**WORK TO DO:** Reproduce, word for word, the items below from the first line through the line with "hex-grid <box>58 481 328 748</box>", including both of those lines.

**RECORDS SHOWN:**
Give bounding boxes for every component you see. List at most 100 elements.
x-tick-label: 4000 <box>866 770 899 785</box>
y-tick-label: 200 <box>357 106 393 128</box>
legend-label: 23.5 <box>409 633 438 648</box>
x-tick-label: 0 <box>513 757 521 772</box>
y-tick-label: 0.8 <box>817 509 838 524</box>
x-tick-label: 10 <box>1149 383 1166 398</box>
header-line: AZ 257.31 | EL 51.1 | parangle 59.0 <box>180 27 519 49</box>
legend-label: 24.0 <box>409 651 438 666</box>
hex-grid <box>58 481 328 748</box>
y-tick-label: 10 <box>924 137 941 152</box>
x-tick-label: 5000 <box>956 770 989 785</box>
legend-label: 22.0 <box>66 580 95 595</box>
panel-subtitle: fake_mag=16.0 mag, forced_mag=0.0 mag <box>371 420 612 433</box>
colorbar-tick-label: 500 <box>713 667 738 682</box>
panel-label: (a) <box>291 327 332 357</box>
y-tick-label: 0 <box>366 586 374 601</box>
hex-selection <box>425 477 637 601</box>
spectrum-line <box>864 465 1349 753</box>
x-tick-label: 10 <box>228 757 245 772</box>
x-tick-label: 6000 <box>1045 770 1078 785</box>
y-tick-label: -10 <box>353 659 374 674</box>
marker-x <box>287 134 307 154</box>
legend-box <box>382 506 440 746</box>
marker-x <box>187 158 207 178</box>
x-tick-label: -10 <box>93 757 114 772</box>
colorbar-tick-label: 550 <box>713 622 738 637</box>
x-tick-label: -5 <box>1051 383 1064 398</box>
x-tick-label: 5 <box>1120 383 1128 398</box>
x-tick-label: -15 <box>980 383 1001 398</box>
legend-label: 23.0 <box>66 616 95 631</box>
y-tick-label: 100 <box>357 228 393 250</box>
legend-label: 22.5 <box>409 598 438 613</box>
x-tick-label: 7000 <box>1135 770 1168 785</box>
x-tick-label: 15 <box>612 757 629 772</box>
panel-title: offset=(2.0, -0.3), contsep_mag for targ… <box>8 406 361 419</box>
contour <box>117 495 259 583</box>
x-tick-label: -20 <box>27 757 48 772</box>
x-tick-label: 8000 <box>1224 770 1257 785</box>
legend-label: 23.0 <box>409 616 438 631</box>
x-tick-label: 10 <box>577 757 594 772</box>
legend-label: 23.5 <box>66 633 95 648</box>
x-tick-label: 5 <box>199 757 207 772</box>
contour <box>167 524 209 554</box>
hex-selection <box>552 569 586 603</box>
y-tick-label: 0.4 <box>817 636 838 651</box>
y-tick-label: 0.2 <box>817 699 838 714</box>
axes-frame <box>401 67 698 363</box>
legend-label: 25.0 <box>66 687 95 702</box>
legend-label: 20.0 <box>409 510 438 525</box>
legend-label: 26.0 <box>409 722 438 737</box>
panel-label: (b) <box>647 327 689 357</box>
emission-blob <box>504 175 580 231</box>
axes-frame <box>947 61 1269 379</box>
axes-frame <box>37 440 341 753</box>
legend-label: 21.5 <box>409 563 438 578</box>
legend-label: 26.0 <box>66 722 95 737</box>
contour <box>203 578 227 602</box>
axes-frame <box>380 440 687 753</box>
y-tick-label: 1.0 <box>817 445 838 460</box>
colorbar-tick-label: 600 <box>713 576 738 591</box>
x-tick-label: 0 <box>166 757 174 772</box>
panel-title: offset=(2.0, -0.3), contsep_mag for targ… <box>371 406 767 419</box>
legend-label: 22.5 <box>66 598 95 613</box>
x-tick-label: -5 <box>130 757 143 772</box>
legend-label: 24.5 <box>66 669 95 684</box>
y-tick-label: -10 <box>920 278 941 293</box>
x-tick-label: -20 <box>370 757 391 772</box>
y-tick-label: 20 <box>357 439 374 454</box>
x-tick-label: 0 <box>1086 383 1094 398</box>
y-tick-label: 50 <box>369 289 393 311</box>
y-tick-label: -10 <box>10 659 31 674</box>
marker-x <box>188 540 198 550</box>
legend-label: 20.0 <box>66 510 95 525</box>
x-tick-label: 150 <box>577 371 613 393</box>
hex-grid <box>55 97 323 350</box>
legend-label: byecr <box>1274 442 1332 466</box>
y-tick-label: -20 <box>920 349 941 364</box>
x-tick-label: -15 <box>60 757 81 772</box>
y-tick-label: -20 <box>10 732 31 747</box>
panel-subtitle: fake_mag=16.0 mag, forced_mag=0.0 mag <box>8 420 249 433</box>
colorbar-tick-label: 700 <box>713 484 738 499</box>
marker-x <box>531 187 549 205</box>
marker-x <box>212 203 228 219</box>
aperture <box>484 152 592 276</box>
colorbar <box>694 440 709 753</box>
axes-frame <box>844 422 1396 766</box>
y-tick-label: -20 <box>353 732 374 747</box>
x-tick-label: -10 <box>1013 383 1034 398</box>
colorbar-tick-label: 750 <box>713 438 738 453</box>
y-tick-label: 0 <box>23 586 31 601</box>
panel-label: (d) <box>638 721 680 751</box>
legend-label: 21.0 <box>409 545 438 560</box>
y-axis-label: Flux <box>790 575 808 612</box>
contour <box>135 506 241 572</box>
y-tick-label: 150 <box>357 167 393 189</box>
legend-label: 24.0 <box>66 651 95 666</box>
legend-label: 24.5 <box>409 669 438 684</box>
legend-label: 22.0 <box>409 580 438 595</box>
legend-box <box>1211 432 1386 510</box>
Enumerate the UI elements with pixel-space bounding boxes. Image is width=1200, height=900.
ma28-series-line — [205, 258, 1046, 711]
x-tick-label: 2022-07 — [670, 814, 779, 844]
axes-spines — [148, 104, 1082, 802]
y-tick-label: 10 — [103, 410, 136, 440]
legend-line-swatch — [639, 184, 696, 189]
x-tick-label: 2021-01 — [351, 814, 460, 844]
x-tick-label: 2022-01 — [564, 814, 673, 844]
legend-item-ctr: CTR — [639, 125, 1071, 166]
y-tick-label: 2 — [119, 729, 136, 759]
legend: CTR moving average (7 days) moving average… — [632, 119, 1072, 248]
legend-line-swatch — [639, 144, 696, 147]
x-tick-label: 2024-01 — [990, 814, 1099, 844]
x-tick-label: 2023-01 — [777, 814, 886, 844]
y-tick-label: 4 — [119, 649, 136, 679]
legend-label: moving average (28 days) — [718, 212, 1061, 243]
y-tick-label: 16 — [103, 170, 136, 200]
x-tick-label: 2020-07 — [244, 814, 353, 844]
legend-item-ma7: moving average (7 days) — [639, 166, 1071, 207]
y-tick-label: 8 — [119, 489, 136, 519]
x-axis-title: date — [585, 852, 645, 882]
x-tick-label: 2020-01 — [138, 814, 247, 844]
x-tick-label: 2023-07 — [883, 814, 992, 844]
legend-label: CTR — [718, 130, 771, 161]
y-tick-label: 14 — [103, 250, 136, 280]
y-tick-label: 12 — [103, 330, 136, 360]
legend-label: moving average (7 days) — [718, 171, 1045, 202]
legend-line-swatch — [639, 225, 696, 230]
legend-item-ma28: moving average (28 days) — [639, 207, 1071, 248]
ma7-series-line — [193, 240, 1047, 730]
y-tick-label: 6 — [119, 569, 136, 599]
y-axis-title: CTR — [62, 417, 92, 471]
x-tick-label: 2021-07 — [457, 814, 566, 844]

**FULL OUTPUT:**
Give bounding boxes for every component you see. List at most 100 elements.
x-tick-label: 4000 <box>866 770 899 785</box>
y-tick-label: 200 <box>357 106 393 128</box>
legend-label: 23.5 <box>409 633 438 648</box>
x-tick-label: 0 <box>513 757 521 772</box>
y-tick-label: 0.8 <box>817 509 838 524</box>
x-tick-label: 10 <box>1149 383 1166 398</box>
header-line: AZ 257.31 | EL 51.1 | parangle 59.0 <box>180 27 519 49</box>
legend-label: 24.0 <box>409 651 438 666</box>
hex-grid <box>58 481 328 748</box>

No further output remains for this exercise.